▶ _Problem to solve_: Write out the entries again exactly as they are given.

▶ _Entries supplied_:

□ □ □ □ □ □ □

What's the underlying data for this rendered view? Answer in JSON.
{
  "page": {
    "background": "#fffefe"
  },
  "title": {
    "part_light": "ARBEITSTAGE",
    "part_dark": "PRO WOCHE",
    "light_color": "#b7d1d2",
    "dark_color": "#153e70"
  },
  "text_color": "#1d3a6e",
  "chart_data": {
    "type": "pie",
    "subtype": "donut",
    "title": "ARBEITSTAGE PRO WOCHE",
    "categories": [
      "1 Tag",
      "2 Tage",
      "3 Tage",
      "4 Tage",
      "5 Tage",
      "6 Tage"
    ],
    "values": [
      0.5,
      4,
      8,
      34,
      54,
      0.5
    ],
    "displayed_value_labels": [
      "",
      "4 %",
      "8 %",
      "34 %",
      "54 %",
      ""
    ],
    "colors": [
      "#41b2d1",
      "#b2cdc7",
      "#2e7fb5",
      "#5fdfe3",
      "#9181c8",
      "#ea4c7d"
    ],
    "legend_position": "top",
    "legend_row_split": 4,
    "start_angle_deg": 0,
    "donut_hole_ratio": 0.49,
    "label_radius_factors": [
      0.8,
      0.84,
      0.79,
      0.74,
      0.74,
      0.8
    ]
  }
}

□ □ □ □ □ □ □

▶ _Result of this task_:
What's the underlying data for this rendered view? Answer in JSON.
{
  "page": {
    "background": "#fffefe"
  },
  "title": {
    "part_light": "ARBEITSTAGE",
    "part_dark": "PRO WOCHE",
    "light_color": "#b7d1d2",
    "dark_color": "#153e70"
  },
  "text_color": "#1d3a6e",
  "chart_data": {
    "type": "pie",
    "subtype": "donut",
    "title": "ARBEITSTAGE PRO WOCHE",
    "categories": [
      "1 Tag",
      "2 Tage",
      "3 Tage",
      "4 Tage",
      "5 Tage",
      "6 Tage"
    ],
    "values": [
      0.5,
      4,
      8,
      34,
      54,
      0.5
    ],
    "displayed_value_labels": [
      "",
      "4 %",
      "8 %",
      "34 %",
      "54 %",
      ""
    ],
    "colors": [
      "#41b2d1",
      "#b2cdc7",
      "#2e7fb5",
      "#5fdfe3",
      "#9181c8",
      "#ea4c7d"
    ],
    "legend_position": "top",
    "legend_row_split": 4,
    "start_angle_deg": 0,
    "donut_hole_ratio": 0.49,
    "label_radius_factors": [
      0.8,
      0.84,
      0.79,
      0.74,
      0.74,
      0.8
    ]
  }
}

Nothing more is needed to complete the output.